REQUIREMENT: Check each line of the entries below for the string "关于印发" and state how many lines have it, with no other text.

RECORDS FOR PROCESSING:
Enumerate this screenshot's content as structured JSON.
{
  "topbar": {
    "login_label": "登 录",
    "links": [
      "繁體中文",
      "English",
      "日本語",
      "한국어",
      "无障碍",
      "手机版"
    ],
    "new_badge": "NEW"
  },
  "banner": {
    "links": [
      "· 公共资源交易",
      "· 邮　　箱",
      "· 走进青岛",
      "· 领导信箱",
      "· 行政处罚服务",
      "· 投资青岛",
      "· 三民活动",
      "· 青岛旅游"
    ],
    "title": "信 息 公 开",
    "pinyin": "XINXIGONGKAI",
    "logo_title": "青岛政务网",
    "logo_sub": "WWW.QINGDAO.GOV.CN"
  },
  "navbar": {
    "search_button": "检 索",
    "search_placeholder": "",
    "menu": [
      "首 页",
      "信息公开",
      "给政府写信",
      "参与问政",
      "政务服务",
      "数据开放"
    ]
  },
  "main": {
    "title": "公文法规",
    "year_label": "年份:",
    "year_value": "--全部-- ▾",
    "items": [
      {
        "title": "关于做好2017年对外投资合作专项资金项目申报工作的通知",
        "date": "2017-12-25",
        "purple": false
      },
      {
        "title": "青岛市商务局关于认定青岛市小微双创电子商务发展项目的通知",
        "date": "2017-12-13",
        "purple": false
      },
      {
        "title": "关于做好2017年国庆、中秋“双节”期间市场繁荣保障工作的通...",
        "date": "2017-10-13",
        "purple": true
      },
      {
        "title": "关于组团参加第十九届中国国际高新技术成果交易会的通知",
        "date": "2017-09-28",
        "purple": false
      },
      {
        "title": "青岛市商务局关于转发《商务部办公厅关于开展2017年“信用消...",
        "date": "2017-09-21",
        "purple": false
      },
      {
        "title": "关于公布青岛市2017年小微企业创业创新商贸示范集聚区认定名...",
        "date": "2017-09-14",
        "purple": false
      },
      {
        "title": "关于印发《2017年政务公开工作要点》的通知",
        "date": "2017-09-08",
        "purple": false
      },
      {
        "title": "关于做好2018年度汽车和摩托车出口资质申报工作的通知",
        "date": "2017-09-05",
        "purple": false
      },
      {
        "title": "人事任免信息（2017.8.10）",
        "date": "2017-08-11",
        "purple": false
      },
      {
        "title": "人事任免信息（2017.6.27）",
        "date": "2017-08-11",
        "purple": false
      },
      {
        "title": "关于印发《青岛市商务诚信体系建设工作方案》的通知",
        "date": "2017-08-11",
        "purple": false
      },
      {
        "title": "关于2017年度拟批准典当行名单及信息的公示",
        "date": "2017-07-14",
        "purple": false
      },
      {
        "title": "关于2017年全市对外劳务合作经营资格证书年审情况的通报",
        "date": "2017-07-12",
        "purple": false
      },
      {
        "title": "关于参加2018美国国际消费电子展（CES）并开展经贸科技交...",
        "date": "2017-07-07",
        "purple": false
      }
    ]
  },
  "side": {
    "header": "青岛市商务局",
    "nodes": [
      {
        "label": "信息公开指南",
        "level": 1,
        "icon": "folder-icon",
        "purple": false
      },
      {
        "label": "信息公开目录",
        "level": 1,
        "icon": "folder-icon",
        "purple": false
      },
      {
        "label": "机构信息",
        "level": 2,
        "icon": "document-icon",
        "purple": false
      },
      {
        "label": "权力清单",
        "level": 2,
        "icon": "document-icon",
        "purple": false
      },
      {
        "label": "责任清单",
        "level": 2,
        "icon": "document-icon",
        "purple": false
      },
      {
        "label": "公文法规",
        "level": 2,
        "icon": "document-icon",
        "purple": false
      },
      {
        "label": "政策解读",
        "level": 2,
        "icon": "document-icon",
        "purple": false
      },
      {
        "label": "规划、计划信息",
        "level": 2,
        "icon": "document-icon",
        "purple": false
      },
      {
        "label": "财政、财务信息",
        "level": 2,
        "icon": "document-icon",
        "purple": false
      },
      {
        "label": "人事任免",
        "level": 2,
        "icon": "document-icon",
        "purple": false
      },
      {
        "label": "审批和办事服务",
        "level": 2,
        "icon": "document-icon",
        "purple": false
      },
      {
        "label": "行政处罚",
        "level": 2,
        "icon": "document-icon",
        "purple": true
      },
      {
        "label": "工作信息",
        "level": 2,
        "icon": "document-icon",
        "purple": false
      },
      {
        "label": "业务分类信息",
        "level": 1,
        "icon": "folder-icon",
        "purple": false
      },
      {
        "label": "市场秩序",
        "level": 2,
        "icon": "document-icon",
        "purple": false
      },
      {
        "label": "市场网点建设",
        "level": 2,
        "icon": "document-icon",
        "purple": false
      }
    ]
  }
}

OUTPUT: 2